Objective → Copy every entry exactly as given, minus the images.

Records for this exercise start

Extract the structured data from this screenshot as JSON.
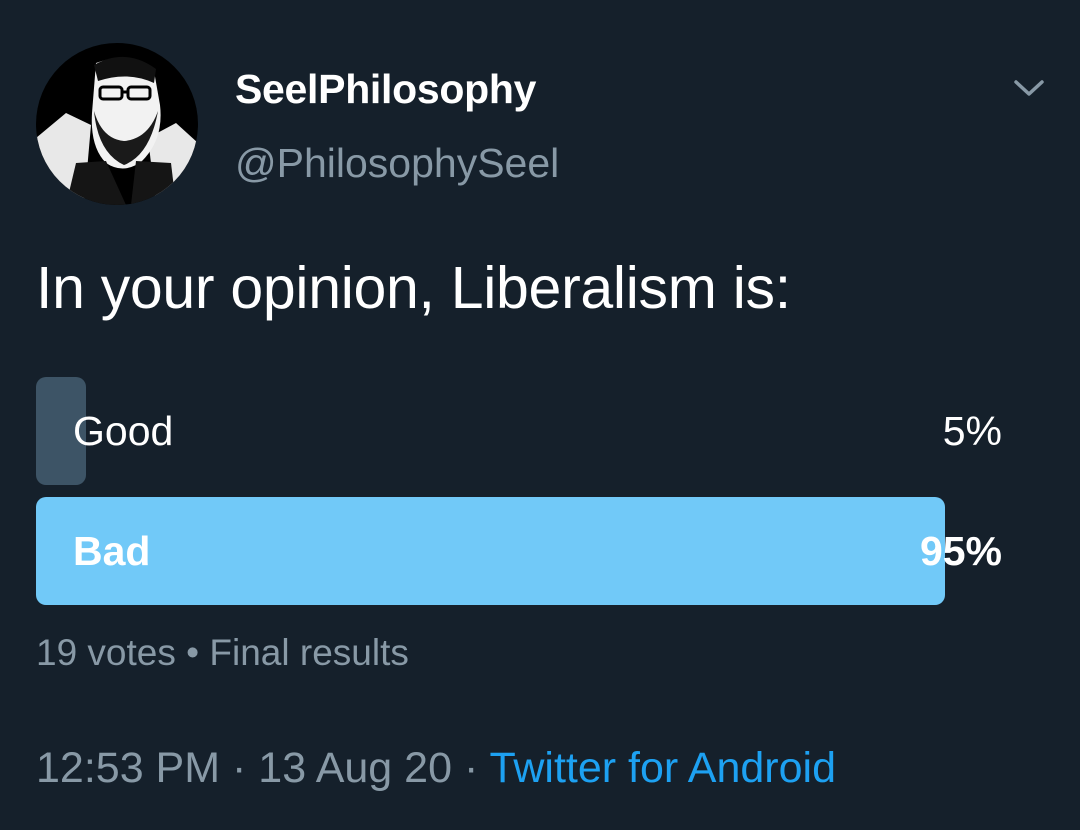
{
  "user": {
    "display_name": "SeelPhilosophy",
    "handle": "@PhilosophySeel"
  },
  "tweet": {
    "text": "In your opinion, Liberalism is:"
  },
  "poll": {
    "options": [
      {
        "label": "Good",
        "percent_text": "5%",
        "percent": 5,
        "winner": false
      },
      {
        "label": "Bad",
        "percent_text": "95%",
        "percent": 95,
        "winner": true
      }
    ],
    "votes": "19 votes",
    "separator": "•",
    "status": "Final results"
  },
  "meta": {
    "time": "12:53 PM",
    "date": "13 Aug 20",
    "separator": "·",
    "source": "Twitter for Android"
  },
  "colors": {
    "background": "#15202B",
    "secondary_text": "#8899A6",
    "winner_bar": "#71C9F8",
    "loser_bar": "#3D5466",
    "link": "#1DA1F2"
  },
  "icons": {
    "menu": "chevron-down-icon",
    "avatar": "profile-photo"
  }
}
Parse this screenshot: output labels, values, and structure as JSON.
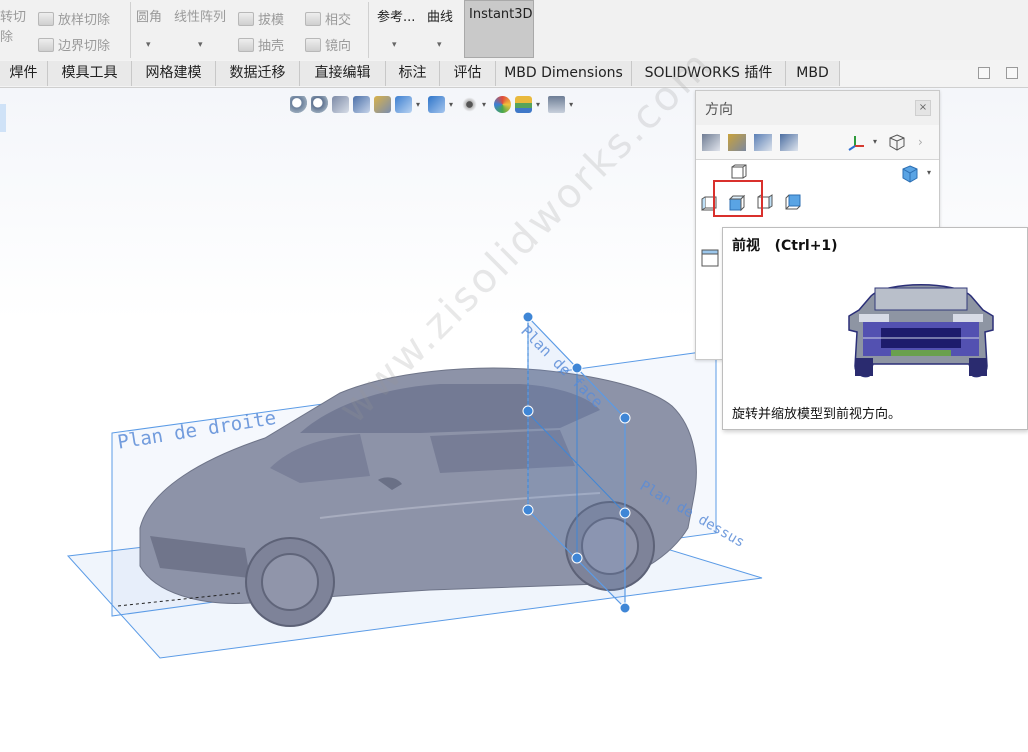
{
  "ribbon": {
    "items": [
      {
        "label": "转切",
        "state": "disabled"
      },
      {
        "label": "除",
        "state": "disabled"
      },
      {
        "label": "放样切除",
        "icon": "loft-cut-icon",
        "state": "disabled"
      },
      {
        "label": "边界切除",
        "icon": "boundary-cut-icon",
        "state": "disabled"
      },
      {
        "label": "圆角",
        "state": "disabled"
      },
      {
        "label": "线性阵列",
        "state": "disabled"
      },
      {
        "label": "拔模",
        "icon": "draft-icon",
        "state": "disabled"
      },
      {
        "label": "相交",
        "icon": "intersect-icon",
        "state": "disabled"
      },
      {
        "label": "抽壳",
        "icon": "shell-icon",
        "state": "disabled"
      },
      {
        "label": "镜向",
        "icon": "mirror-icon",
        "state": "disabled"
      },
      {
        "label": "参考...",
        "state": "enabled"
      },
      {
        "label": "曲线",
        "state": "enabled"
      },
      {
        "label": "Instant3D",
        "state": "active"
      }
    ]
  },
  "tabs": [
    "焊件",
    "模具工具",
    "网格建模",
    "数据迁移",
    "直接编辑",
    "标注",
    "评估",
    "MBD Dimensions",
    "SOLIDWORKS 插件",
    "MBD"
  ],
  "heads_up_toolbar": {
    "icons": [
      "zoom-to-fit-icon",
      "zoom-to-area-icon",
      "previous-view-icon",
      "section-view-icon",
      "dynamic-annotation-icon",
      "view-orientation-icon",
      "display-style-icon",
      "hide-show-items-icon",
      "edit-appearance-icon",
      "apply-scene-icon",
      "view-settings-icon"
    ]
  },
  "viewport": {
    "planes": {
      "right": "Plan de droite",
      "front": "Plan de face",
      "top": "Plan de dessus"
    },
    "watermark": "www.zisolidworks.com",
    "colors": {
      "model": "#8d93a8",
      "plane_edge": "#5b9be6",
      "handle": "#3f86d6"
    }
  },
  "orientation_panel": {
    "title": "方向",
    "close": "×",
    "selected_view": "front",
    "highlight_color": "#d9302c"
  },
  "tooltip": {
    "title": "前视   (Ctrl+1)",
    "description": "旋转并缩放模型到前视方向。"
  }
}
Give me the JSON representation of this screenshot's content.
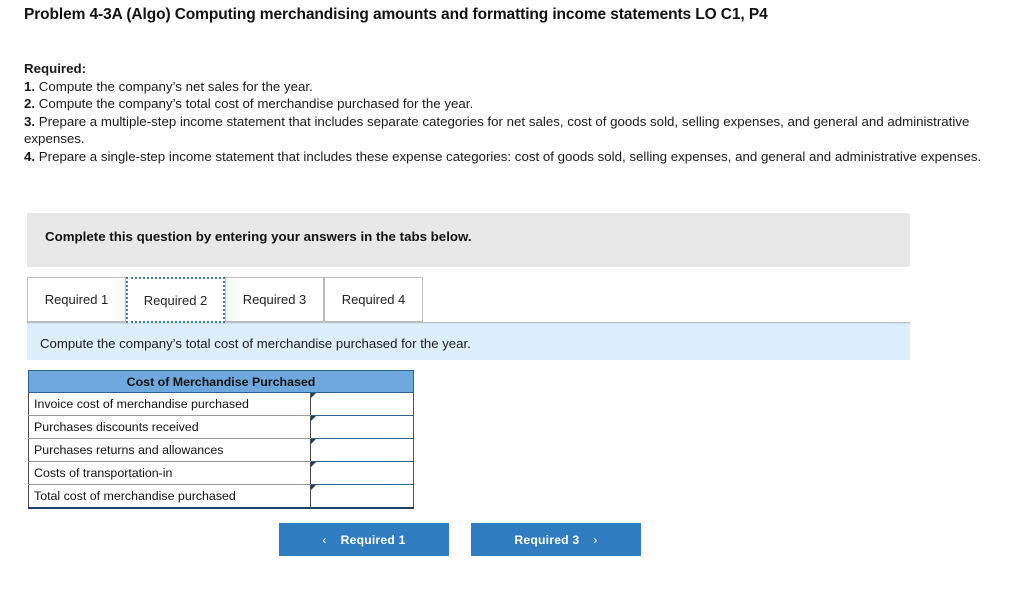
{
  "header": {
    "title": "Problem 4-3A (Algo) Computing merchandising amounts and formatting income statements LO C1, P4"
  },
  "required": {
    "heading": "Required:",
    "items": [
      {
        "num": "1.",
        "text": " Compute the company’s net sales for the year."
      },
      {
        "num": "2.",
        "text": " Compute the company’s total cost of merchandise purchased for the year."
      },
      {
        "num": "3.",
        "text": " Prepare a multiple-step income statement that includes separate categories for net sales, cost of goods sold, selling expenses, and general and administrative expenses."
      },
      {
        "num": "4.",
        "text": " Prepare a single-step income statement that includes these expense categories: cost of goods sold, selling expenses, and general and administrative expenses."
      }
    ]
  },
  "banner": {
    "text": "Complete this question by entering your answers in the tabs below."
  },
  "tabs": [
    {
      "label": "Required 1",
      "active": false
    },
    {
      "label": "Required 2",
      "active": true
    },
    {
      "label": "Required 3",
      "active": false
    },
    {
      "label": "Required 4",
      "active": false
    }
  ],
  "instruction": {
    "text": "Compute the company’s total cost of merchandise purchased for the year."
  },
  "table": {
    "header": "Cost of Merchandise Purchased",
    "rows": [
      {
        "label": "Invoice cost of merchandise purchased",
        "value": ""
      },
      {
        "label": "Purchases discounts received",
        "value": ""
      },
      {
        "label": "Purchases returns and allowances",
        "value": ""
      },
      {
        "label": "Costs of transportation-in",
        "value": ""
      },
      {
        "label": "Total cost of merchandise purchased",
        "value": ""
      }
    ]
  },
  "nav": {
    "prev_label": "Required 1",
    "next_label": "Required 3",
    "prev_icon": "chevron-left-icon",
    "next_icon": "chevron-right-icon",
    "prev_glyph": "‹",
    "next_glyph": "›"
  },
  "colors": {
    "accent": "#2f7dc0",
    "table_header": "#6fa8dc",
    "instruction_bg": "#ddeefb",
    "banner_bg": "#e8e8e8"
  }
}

Records for this exercise end

Task response →
Extract the structured data from this screenshot as JSON.
{
  "user": {
    "display_name": "SeelPhilosophy",
    "handle": "@PhilosophySeel"
  },
  "tweet": {
    "text": "In your opinion, Liberalism is:"
  },
  "poll": {
    "options": [
      {
        "label": "Good",
        "percent_text": "5%",
        "percent": 5,
        "winner": false
      },
      {
        "label": "Bad",
        "percent_text": "95%",
        "percent": 95,
        "winner": true
      }
    ],
    "votes": "19 votes",
    "separator": "•",
    "status": "Final results"
  },
  "meta": {
    "time": "12:53 PM",
    "date": "13 Aug 20",
    "separator": "·",
    "source": "Twitter for Android"
  },
  "colors": {
    "background": "#15202B",
    "secondary_text": "#8899A6",
    "winner_bar": "#71C9F8",
    "loser_bar": "#3D5466",
    "link": "#1DA1F2"
  },
  "icons": {
    "menu": "chevron-down-icon",
    "avatar": "profile-photo"
  }
}
Parse this screenshot: output labels, values, and structure as JSON.
{
  "ribbon": {
    "items": [
      {
        "label": "转切",
        "state": "disabled"
      },
      {
        "label": "除",
        "state": "disabled"
      },
      {
        "label": "放样切除",
        "icon": "loft-cut-icon",
        "state": "disabled"
      },
      {
        "label": "边界切除",
        "icon": "boundary-cut-icon",
        "state": "disabled"
      },
      {
        "label": "圆角",
        "state": "disabled"
      },
      {
        "label": "线性阵列",
        "state": "disabled"
      },
      {
        "label": "拔模",
        "icon": "draft-icon",
        "state": "disabled"
      },
      {
        "label": "相交",
        "icon": "intersect-icon",
        "state": "disabled"
      },
      {
        "label": "抽壳",
        "icon": "shell-icon",
        "state": "disabled"
      },
      {
        "label": "镜向",
        "icon": "mirror-icon",
        "state": "disabled"
      },
      {
        "label": "参考...",
        "state": "enabled"
      },
      {
        "label": "曲线",
        "state": "enabled"
      },
      {
        "label": "Instant3D",
        "state": "active"
      }
    ]
  },
  "tabs": [
    "焊件",
    "模具工具",
    "网格建模",
    "数据迁移",
    "直接编辑",
    "标注",
    "评估",
    "MBD Dimensions",
    "SOLIDWORKS 插件",
    "MBD"
  ],
  "heads_up_toolbar": {
    "icons": [
      "zoom-to-fit-icon",
      "zoom-to-area-icon",
      "previous-view-icon",
      "section-view-icon",
      "dynamic-annotation-icon",
      "view-orientation-icon",
      "display-style-icon",
      "hide-show-items-icon",
      "edit-appearance-icon",
      "apply-scene-icon",
      "view-settings-icon"
    ]
  },
  "viewport": {
    "planes": {
      "right": "Plan de droite",
      "front": "Plan de face",
      "top": "Plan de dessus"
    },
    "watermark": "www.zisolidworks.com",
    "colors": {
      "model": "#8d93a8",
      "plane_edge": "#5b9be6",
      "handle": "#3f86d6"
    }
  },
  "orientation_panel": {
    "title": "方向",
    "close": "×",
    "selected_view": "front",
    "highlight_color": "#d9302c"
  },
  "tooltip": {
    "title": "前视   (Ctrl+1)",
    "description": "旋转并缩放模型到前视方向。"
  }
}
Give me the JSON representation of this screenshot's content.
{
  "header": {
    "title": "Problem 4-3A (Algo) Computing merchandising amounts and formatting income statements LO C1, P4"
  },
  "required": {
    "heading": "Required:",
    "items": [
      {
        "num": "1.",
        "text": " Compute the company’s net sales for the year."
      },
      {
        "num": "2.",
        "text": " Compute the company’s total cost of merchandise purchased for the year."
      },
      {
        "num": "3.",
        "text": " Prepare a multiple-step income statement that includes separate categories for net sales, cost of goods sold, selling expenses, and general and administrative expenses."
      },
      {
        "num": "4.",
        "text": " Prepare a single-step income statement that includes these expense categories: cost of goods sold, selling expenses, and general and administrative expenses."
      }
    ]
  },
  "banner": {
    "text": "Complete this question by entering your answers in the tabs below."
  },
  "tabs": [
    {
      "label": "Required 1",
      "active": false
    },
    {
      "label": "Required 2",
      "active": true
    },
    {
      "label": "Required 3",
      "active": false
    },
    {
      "label": "Required 4",
      "active": false
    }
  ],
  "instruction": {
    "text": "Compute the company’s total cost of merchandise purchased for the year."
  },
  "table": {
    "header": "Cost of Merchandise Purchased",
    "rows": [
      {
        "label": "Invoice cost of merchandise purchased",
        "value": ""
      },
      {
        "label": "Purchases discounts received",
        "value": ""
      },
      {
        "label": "Purchases returns and allowances",
        "value": ""
      },
      {
        "label": "Costs of transportation-in",
        "value": ""
      },
      {
        "label": "Total cost of merchandise purchased",
        "value": ""
      }
    ]
  },
  "nav": {
    "prev_label": "Required 1",
    "next_label": "Required 3",
    "prev_icon": "chevron-left-icon",
    "next_icon": "chevron-right-icon",
    "prev_glyph": "‹",
    "next_glyph": "›"
  },
  "colors": {
    "accent": "#2f7dc0",
    "table_header": "#6fa8dc",
    "instruction_bg": "#ddeefb",
    "banner_bg": "#e8e8e8"
  }
}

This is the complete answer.